====== Document text

Storytelling with Watercolor

Alice Colson grew up in the western part of France, the Loire Valley. As a child growing up in an art-loving family, she always enjoyed drawing and painting. She tried different styles of arts, like animation, ceramics and music, to discover which one of them will be better for her.  As a teenager she also took cello lessons and prepare all the big “exams” to get admitted in the Beaux-Arts (arts school). Even though she got selected to study arts, she leaned towards a public administration and political science school in Bordeaux. 

Alice Colson – TOSCO Team member

In 2019 destiny brought her to Namibia and she felt reconnected with nature and wildlife. She really enjoys the country and all the beautiful landscapes that the country has to offer.

“There are some many different landscapes, from the north to the south it varies at lot” . 


Nowadays she is developing an activity as an illustrator in parallel of her main job which is related to water resources protection and management, climate change and conservation. All this experience gives her extra motivation at the moment to work on her illustrations. 

Why using watercolors?

I like it because it very nomad. It’s very light and it fits anywhere, which allows you to take it with you wherever you go. You just need paper, water and the watercolors. I also like the contact between the water and the colors. I love finding the balance between both of them. Too much water is not good for the drawing but too little is not good either.

============
====== Data entries

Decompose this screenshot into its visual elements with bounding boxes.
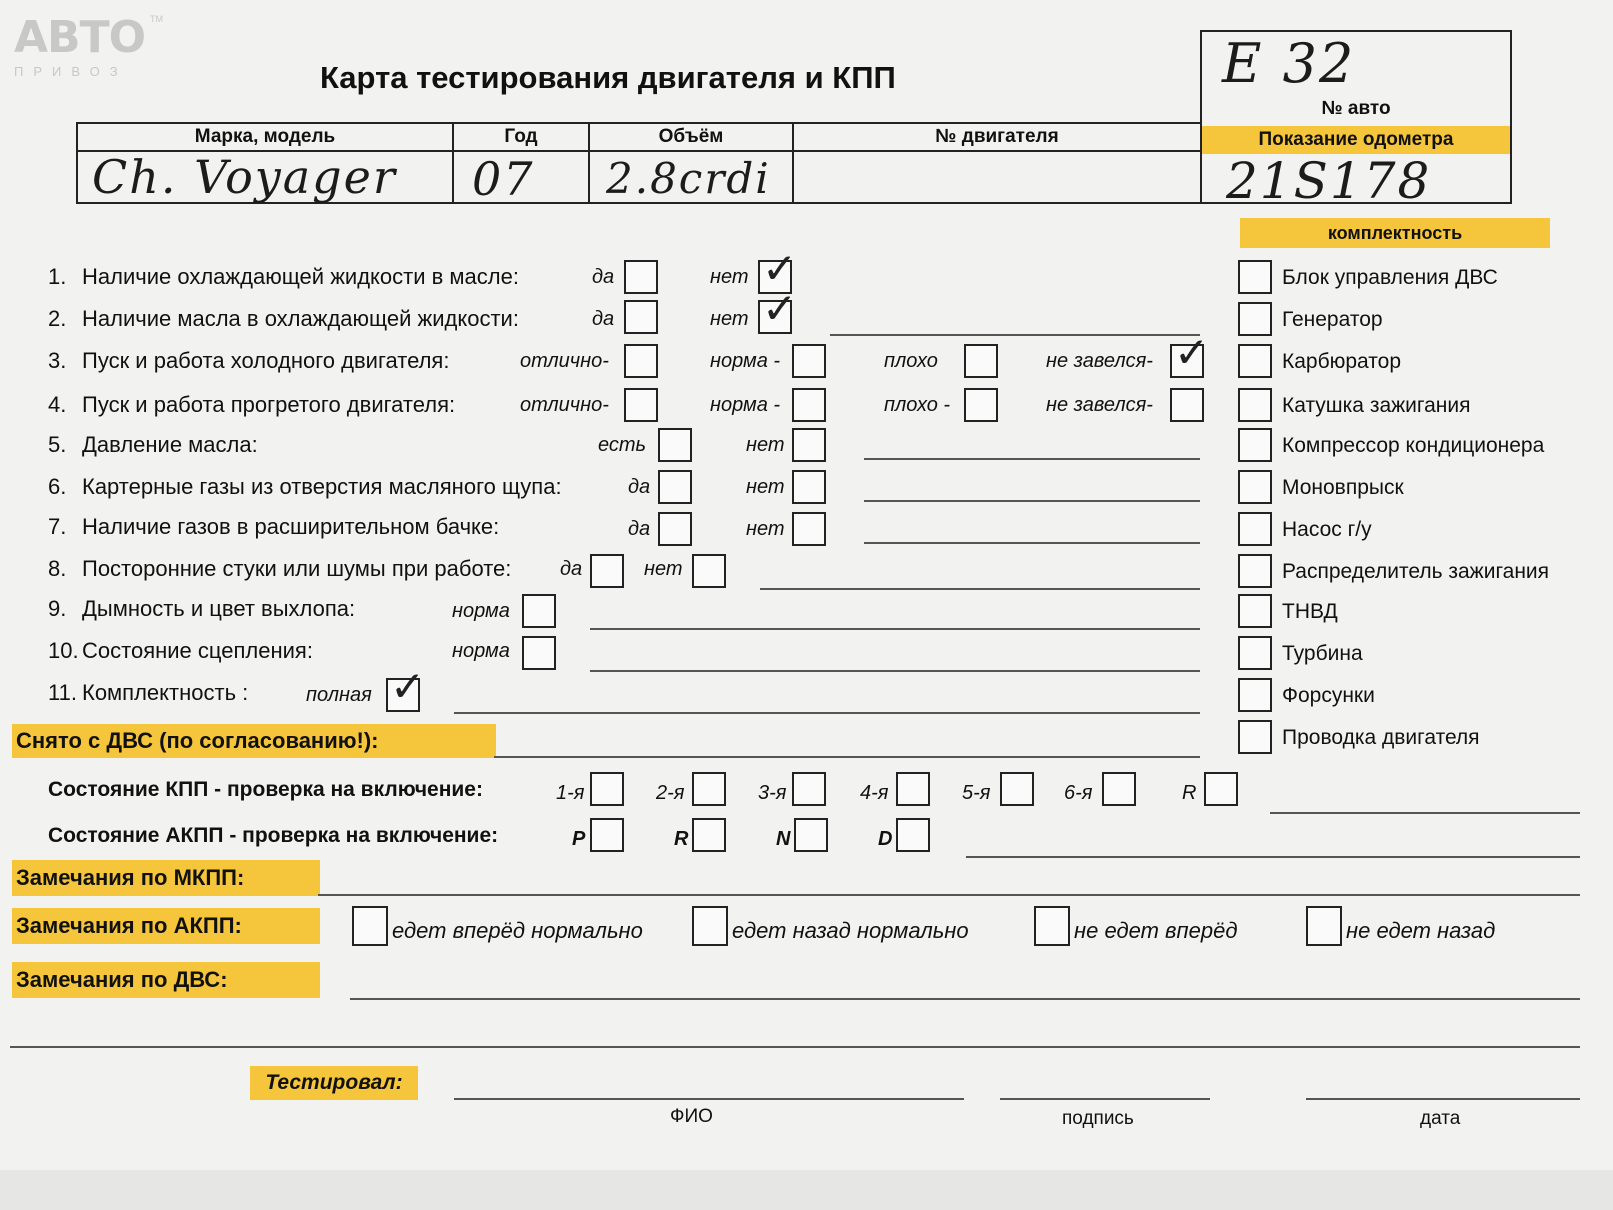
item-label: Давление масла: (82, 432, 258, 457)
option-label: нет (710, 266, 749, 288)
fio-caption: ФИО (670, 1106, 713, 1127)
underline (830, 334, 1200, 336)
checkbox[interactable] (1238, 470, 1272, 504)
odometer-label: Показание одометра (1202, 126, 1510, 154)
check-mark-icon: ✓ (1174, 328, 1210, 377)
fio-line (454, 1098, 964, 1100)
completeness-item: Проводка двигателя (1282, 726, 1480, 749)
item-label: Наличие газов в расширительном бачке: (82, 514, 500, 539)
checkbox[interactable] (1238, 720, 1272, 754)
option-label: да (628, 476, 651, 498)
gear-label: 4-я (860, 782, 889, 804)
page-title: Карта тестирования двигателя и КПП (320, 60, 896, 95)
item-number: 2. (48, 306, 67, 331)
odometer-value: 21S178 (1226, 152, 1432, 210)
completeness-title: комплектность (1240, 218, 1550, 248)
item-number: 9. (48, 596, 67, 621)
header-year-label: Год (504, 126, 538, 147)
tested-label: Тестировал: (250, 1066, 418, 1100)
underline (760, 588, 1200, 590)
option-label: отлично- (520, 394, 609, 416)
option-label: нет (710, 308, 749, 330)
checkbox[interactable] (1238, 302, 1272, 336)
checkbox[interactable] (624, 344, 658, 378)
checkbox[interactable] (1238, 388, 1272, 422)
gear-checkbox[interactable] (1102, 772, 1136, 806)
gear-label: P (572, 828, 586, 850)
gear-checkbox[interactable] (692, 818, 726, 852)
remarks-dvs-label: Замечания по ДВС: (12, 962, 320, 998)
item-label: Комплектность : (82, 680, 249, 705)
akpp-remark-option: не едет вперёд (1074, 918, 1238, 943)
completeness-item: Блок управления ДВС (1282, 266, 1498, 289)
option-label: нет (746, 476, 785, 498)
checkbox[interactable] (590, 554, 624, 588)
option-label: да (592, 266, 615, 288)
item-label: Наличие охлаждающей жидкости в масле: (82, 264, 519, 289)
underline (590, 670, 1200, 672)
item-number: 1. (48, 264, 67, 289)
signature-caption: подпись (1062, 1108, 1134, 1129)
gear-label: R (1182, 782, 1197, 804)
option-label: полная (306, 684, 372, 706)
gear-label: 6-я (1064, 782, 1093, 804)
underline (350, 998, 1580, 1000)
gear-label: 1-я (556, 782, 585, 804)
checkbox-checked[interactable] (758, 284, 798, 334)
underline (454, 712, 1200, 714)
checkbox[interactable] (1238, 260, 1272, 294)
gear-checkbox[interactable] (590, 772, 624, 806)
option-label: да (628, 518, 651, 540)
signature-line (1000, 1098, 1210, 1100)
item-number: 3. (48, 348, 67, 373)
item-label: Посторонние стуки или шумы при работе: (82, 556, 512, 581)
completeness-item: Карбюратор (1282, 350, 1402, 373)
checkbox[interactable] (1238, 344, 1272, 378)
underline (10, 1046, 1580, 1048)
akpp-remark-option: едет назад нормально (732, 918, 969, 943)
checkbox[interactable] (658, 470, 692, 504)
underline (966, 856, 1580, 858)
option-label: отлично- (520, 350, 609, 372)
check-mark-icon: ✓ (762, 284, 798, 333)
gear-label: D (878, 828, 893, 850)
item-number: 8. (48, 556, 67, 581)
gear-label: 3-я (758, 782, 787, 804)
logo (14, 12, 154, 79)
underline (864, 500, 1200, 502)
volume-value: 2.8crdi (606, 154, 771, 203)
gear-checkbox[interactable] (896, 772, 930, 806)
item-number: 4. (48, 392, 67, 417)
remarks-akpp-label: Замечания по АКПП: (12, 908, 320, 944)
item-number: 11. (48, 680, 77, 705)
logo-main-text: АВТО (14, 12, 146, 63)
completeness-item: Насос г/у (1282, 518, 1372, 541)
item-label: Наличие масла в охлаждающей жидкости: (82, 306, 519, 331)
removed-label: Снято с ДВС (по согласованию!): (12, 724, 496, 758)
option-label: плохо - (884, 394, 951, 416)
checkbox[interactable] (1034, 906, 1070, 946)
header-engine-no-label: № двигателя (935, 126, 1059, 147)
date-line (1306, 1098, 1580, 1100)
gear-label: 2-я (656, 782, 685, 804)
checkbox[interactable] (1238, 428, 1272, 462)
item-label: Состояние сцепления: (82, 638, 313, 663)
checkbox[interactable] (792, 428, 826, 462)
option-label: плохо (884, 350, 938, 372)
checkbox[interactable] (522, 594, 556, 628)
gear-checkbox[interactable] (590, 818, 624, 852)
model-value: Ch. Voyager (92, 150, 397, 204)
checkbox[interactable] (964, 388, 998, 422)
item-label: Картерные газы из отверстия масляного щупа: (82, 474, 562, 499)
option-label: нет (746, 434, 785, 456)
item-number: 5. (48, 432, 67, 457)
kpp-label: Состояние КПП - проверка на включение: (48, 778, 483, 801)
underline (494, 756, 1200, 758)
logo-tm: TM (150, 14, 163, 24)
car-number-label: № авто (1321, 98, 1391, 119)
item-number: 7. (48, 514, 67, 539)
completeness-item: Генератор (1282, 308, 1383, 331)
checkbox[interactable] (624, 260, 658, 294)
checkbox[interactable] (1238, 554, 1272, 588)
completeness-item: Турбина (1282, 642, 1363, 665)
akpp-remark-option: не едет назад (1346, 918, 1496, 943)
completeness-item: Катушка зажигания (1282, 394, 1471, 417)
option-label: да (592, 308, 615, 330)
header-top-line (76, 122, 1202, 124)
checkbox[interactable] (1238, 512, 1272, 546)
checkbox[interactable] (1238, 678, 1272, 712)
checkbox[interactable] (964, 344, 998, 378)
gear-label: 5-я (962, 782, 991, 804)
option-label: норма - (710, 394, 781, 416)
checkbox[interactable] (792, 388, 826, 422)
option-label: не завелся- (1046, 394, 1153, 416)
page-bottom-edge (0, 1170, 1613, 1210)
gear-label: N (776, 828, 791, 850)
akpp-label: Состояние АКПП - проверка на включение: (48, 824, 499, 847)
checkbox[interactable] (352, 906, 388, 946)
completeness-item: Распределитель зажигания (1282, 560, 1550, 583)
checkbox[interactable] (792, 344, 826, 378)
option-label: нет (644, 558, 683, 580)
check-mark-icon: ✓ (390, 662, 426, 711)
checkbox[interactable] (792, 470, 826, 504)
checkbox[interactable] (658, 428, 692, 462)
checkbox[interactable] (624, 388, 658, 422)
item-number: 10. (48, 638, 79, 663)
completeness-item: Форсунки (1282, 684, 1375, 707)
car-number-handwritten: E 32 (1222, 32, 1356, 95)
item-label: Пуск и работа прогретого двигателя: (82, 392, 456, 417)
option-label: норма (452, 600, 510, 622)
option-label: норма - (710, 350, 781, 372)
header-model-label: Марка, модель (194, 126, 336, 147)
logo-sub-text: ПРИВОЗ (14, 64, 128, 79)
checkbox[interactable] (624, 300, 658, 334)
check-mark-icon: ✓ (762, 244, 798, 293)
checkbox[interactable] (522, 636, 556, 670)
akpp-remark-option: едет вперёд нормально (392, 918, 643, 943)
option-label: есть (598, 434, 647, 456)
header-volume-label: Объём (658, 126, 724, 147)
gear-checkbox[interactable] (1204, 772, 1238, 806)
checkbox[interactable] (1170, 388, 1204, 422)
item-label: Дымность и цвет выхлопа: (82, 596, 356, 621)
checkbox-checked[interactable] (1170, 328, 1210, 378)
underline (864, 542, 1200, 544)
checkbox[interactable] (792, 512, 826, 546)
underline (864, 458, 1200, 460)
option-label: да (560, 558, 583, 580)
checkbox[interactable] (1238, 594, 1272, 628)
option-label: не завелся- (1046, 350, 1153, 372)
completeness-item: ТНВД (1282, 600, 1338, 623)
gear-checkbox[interactable] (794, 818, 828, 852)
item-label: Пуск и работа холодного двигателя: (82, 348, 450, 373)
option-label: нет (746, 518, 785, 540)
item-number: 6. (48, 474, 67, 499)
underline (1270, 812, 1580, 814)
checkbox[interactable] (692, 554, 726, 588)
option-label: норма (452, 640, 510, 662)
gear-label: R (674, 828, 689, 850)
checkbox[interactable] (1238, 636, 1272, 670)
underline (590, 628, 1200, 630)
underline (318, 894, 1580, 896)
completeness-item: Компрессор кондиционера (1282, 434, 1545, 457)
checkbox[interactable] (692, 906, 728, 946)
gear-checkbox[interactable] (1000, 772, 1034, 806)
date-caption: дата (1420, 1108, 1461, 1129)
gear-checkbox[interactable] (692, 772, 726, 806)
gear-checkbox[interactable] (896, 818, 930, 852)
gear-checkbox[interactable] (792, 772, 826, 806)
completeness-item: Моновпрыск (1282, 476, 1404, 499)
checkbox[interactable] (658, 512, 692, 546)
remarks-mkpp-label: Замечания по МКПП: (12, 860, 320, 896)
year-value: 07 (472, 152, 535, 206)
checkbox[interactable] (1306, 906, 1342, 946)
checkbox-checked[interactable] (386, 662, 426, 712)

============

**Problem description**. Repeat the watercolor text from "Nowadays she is" up to and including "on her illustrations.", substituting "artist" for "illustrator".

**Full output**.
Nowadays she is developing an activity as an artist in parallel of her main job which is related to water resources protection and management, climate change and conservation. All this experience gives her extra motivation at the moment to work on her illustrations.